What is asked — Transcribe the listing word for word.

Data excerpts —
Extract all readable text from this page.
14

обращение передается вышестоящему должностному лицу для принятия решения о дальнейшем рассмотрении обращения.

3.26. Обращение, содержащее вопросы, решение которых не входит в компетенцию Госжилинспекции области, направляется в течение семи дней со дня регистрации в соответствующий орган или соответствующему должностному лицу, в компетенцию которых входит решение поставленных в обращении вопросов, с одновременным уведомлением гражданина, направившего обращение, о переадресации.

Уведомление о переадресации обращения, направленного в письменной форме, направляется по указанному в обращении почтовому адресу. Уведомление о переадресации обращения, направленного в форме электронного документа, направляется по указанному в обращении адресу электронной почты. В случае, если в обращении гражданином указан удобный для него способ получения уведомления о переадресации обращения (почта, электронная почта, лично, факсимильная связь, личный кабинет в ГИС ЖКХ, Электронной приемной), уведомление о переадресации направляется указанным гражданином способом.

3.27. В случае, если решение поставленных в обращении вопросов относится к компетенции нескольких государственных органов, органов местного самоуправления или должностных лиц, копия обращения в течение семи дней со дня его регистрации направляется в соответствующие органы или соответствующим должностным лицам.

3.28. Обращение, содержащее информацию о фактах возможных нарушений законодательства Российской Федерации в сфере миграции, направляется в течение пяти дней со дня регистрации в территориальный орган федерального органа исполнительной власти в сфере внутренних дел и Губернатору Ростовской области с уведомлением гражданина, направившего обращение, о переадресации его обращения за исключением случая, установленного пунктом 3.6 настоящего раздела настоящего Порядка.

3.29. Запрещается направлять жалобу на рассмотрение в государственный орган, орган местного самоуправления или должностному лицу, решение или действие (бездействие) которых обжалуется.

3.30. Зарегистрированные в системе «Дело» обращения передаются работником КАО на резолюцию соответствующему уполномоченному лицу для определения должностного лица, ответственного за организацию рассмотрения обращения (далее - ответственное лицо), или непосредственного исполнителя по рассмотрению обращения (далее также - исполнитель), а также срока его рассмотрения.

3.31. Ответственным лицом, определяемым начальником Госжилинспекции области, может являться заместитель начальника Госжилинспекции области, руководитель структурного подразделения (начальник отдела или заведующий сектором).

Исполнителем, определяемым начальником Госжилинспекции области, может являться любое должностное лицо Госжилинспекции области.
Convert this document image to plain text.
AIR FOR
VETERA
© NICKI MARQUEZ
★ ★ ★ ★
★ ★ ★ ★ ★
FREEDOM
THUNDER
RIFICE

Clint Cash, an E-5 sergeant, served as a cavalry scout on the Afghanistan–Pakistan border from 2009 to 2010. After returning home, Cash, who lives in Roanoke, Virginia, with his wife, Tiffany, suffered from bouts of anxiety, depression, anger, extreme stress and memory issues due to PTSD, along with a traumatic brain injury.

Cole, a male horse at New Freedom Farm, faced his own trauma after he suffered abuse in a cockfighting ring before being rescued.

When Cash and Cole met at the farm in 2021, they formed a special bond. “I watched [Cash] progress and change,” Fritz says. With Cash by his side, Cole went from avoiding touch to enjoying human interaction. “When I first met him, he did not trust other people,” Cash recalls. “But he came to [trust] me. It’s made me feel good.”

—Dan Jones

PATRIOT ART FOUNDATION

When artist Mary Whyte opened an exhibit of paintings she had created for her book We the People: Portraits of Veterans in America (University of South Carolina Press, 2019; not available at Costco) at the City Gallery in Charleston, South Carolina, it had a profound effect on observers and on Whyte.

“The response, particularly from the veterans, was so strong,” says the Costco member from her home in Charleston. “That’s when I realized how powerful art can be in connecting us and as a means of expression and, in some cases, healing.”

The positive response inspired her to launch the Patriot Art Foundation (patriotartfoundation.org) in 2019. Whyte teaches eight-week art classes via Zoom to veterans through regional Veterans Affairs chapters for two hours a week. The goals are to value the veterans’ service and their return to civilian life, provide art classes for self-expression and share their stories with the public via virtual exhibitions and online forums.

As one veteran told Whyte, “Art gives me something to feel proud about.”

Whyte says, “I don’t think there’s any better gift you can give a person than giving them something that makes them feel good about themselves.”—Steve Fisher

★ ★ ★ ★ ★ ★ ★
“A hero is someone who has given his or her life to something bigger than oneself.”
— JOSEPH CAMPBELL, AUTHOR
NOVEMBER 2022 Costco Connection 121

Written response —
Extract all readable text from this page.
14

обращение передается вышестоящему должностному лицу для принятия решения о дальнейшем рассмотрении обращения.

3.26. Обращение, содержащее вопросы, решение которых не входит в компетенцию Госжилинспекции области, направляется в течение семи дней со дня регистрации в соответствующий орган или соответствующему должностному лицу, в компетенцию которых входит решение поставленных в обращении вопросов, с одновременным уведомлением гражданина, направившего обращение, о переадресации.

Уведомление о переадресации обращения, направленного в письменной форме, направляется по указанному в обращении почтовому адресу. Уведомление о переадресации обращения, направленного в форме электронного документа, направляется по указанному в обращении адресу электронной почты. В случае, если в обращении гражданином указан удобный для него способ получения уведомления о переадресации обращения (почта, электронная почта, лично, факсимильная связь, личный кабинет в ГИС ЖКХ, Электронной приемной), уведомление о переадресации направляется указанным гражданином способом.

3.27. В случае, если решение поставленных в обращении вопросов относится к компетенции нескольких государственных органов, органов местного самоуправления или должностных лиц, копия обращения в течение семи дней со дня его регистрации направляется в соответствующие органы или соответствующим должностным лицам.

3.28. Обращение, содержащее информацию о фактах возможных нарушений законодательства Российской Федерации в сфере миграции, направляется в течение пяти дней со дня регистрации в территориальный орган федерального органа исполнительной власти в сфере внутренних дел и Губернатору Ростовской области с уведомлением гражданина, направившего обращение, о переадресации его обращения за исключением случая, установленного пунктом 3.6 настоящего раздела настоящего Порядка.

3.29. Запрещается направлять жалобу на рассмотрение в государственный орган, орган местного самоуправления или должностному лицу, решение или действие (бездействие) которых обжалуется.

3.30. Зарегистрированные в системе «Дело» обращения передаются работником КАО на резолюцию соответствующему уполномоченному лицу для определения должностного лица, ответственного за организацию рассмотрения обращения (далее - ответственное лицо), или непосредственного исполнителя по рассмотрению обращения (далее также - исполнитель), а также срока его рассмотрения.

3.31. Ответственным лицом, определяемым начальником Госжилинспекции области, может являться заместитель начальника Госжилинспекции области, руководитель структурного подразделения (начальник отдела или заведующий сектором).

Исполнителем, определяемым начальником Госжилинспекции области, может являться любое должностное лицо Госжилинспекции области.
Convert this document image to plain text.
AIR FOR
VETERA
© NICKI MARQUEZ
★ ★ ★ ★
★ ★ ★ ★ ★
FREEDOM
THUNDER
RIFICE

Clint Cash, an E-5 sergeant, served as a cavalry scout on the Afghanistan–Pakistan border from 2009 to 2010. After returning home, Cash, who lives in Roanoke, Virginia, with his wife, Tiffany, suffered from bouts of anxiety, depression, anger, extreme stress and memory issues due to PTSD, along with a traumatic brain injury.

Cole, a male horse at New Freedom Farm, faced his own trauma after he suffered abuse in a cockfighting ring before being rescued.

When Cash and Cole met at the farm in 2021, they formed a special bond. “I watched [Cash] progress and change,” Fritz says. With Cash by his side, Cole went from avoiding touch to enjoying human interaction. “When I first met him, he did not trust other people,” Cash recalls. “But he came to [trust] me. It’s made me feel good.”

—Dan Jones

PATRIOT ART FOUNDATION

When artist Mary Whyte opened an exhibit of paintings she had created for her book We the People: Portraits of Veterans in America (University of South Carolina Press, 2019; not available at Costco) at the City Gallery in Charleston, South Carolina, it had a profound effect on observers and on Whyte.

“The response, particularly from the veterans, was so strong,” says the Costco member from her home in Charleston. “That’s when I realized how powerful art can be in connecting us and as a means of expression and, in some cases, healing.”

The positive response inspired her to launch the Patriot Art Foundation (patriotartfoundation.org) in 2019. Whyte teaches eight-week art classes via Zoom to veterans through regional Veterans Affairs chapters for two hours a week. The goals are to value the veterans’ service and their return to civilian life, provide art classes for self-expression and share their stories with the public via virtual exhibitions and online forums.

As one veteran told Whyte, “Art gives me something to feel proud about.”

Whyte says, “I don’t think there’s any better gift you can give a person than giving them something that makes them feel good about themselves.”—Steve Fisher

★ ★ ★ ★ ★ ★ ★
“A hero is someone who has given his or her life to something bigger than oneself.”
— JOSEPH CAMPBELL, AUTHOR
NOVEMBER 2022 Costco Connection 121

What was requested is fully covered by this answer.